— start Records shown —

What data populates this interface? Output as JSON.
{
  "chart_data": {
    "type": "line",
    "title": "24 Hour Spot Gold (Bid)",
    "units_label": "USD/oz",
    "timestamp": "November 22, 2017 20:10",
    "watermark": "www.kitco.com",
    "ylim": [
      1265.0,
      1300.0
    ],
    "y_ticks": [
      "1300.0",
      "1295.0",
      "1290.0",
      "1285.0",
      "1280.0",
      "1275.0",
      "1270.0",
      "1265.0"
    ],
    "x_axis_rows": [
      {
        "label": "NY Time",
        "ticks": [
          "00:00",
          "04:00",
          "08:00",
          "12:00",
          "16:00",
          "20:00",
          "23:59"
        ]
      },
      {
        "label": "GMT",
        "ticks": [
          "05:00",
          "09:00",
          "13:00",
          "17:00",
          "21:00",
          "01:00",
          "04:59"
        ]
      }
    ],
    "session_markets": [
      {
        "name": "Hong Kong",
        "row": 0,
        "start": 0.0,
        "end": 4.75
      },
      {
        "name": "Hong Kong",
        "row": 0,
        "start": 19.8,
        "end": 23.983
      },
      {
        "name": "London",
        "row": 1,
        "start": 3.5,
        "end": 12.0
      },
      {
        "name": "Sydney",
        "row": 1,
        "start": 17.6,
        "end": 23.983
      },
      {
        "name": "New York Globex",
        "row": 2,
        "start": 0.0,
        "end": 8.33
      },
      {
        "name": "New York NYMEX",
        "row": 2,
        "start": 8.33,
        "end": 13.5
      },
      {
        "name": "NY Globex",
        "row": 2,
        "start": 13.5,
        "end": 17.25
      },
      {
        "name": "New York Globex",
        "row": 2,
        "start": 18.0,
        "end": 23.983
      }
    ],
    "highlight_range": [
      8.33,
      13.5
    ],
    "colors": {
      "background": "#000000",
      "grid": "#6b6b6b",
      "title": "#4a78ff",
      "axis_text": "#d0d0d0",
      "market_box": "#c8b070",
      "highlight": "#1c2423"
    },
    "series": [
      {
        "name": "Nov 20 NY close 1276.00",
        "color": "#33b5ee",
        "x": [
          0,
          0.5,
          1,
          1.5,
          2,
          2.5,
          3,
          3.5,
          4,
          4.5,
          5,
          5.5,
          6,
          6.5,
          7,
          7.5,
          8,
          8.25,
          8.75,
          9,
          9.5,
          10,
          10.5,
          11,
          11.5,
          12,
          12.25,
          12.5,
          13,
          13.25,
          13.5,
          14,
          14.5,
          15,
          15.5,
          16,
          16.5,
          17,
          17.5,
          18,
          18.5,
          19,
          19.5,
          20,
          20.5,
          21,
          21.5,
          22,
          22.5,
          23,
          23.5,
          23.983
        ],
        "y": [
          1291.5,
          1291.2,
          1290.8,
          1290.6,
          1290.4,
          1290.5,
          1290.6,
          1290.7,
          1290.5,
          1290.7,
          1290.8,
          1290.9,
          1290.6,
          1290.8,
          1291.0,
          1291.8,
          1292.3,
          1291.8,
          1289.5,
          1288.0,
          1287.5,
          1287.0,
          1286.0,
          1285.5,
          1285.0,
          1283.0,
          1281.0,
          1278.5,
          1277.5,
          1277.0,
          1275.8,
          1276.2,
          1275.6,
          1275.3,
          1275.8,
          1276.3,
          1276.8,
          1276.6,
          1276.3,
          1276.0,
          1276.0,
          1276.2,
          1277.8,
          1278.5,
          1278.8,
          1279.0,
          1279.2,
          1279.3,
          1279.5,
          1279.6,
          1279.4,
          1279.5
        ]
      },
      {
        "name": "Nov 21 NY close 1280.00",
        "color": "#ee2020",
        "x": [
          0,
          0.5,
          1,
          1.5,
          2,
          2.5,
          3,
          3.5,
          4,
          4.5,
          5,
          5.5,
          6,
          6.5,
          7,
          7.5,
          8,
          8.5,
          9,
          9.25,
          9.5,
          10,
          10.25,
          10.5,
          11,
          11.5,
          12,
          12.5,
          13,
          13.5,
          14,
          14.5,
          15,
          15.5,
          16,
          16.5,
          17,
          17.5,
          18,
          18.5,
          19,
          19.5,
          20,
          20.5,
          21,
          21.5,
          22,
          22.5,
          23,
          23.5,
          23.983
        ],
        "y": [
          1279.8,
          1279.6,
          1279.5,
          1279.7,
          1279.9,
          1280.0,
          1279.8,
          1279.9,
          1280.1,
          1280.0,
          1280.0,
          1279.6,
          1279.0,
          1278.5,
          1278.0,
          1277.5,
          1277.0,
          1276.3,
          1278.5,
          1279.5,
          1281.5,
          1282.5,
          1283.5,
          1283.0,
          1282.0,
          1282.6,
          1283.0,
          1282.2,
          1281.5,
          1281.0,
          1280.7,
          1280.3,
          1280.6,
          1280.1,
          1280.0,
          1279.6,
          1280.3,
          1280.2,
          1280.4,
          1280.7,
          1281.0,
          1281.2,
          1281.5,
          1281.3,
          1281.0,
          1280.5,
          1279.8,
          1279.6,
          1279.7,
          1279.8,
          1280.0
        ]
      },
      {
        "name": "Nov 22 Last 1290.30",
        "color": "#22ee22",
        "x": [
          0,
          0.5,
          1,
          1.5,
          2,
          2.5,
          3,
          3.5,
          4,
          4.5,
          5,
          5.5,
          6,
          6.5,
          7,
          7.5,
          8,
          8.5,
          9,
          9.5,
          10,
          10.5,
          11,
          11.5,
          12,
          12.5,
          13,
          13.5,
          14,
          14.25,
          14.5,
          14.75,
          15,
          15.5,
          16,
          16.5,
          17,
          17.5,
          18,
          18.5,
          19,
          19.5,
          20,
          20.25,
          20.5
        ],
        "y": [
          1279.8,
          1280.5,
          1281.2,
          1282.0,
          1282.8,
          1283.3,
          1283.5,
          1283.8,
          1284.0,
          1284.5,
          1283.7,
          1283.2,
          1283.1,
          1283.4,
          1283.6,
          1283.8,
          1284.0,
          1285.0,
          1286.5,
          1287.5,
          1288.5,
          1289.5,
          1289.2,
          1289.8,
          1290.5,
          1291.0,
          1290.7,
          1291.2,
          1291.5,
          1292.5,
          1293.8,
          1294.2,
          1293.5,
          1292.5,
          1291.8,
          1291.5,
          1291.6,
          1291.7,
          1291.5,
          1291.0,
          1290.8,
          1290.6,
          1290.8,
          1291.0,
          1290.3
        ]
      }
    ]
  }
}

— end Records shown —

_Problem statement_: Select all lines in the listing above where the word "title" appears, and show them.

_Answer to the task_:
    "title": "24 Hour Spot Gold (Bid)",
      "title": "#4a78ff",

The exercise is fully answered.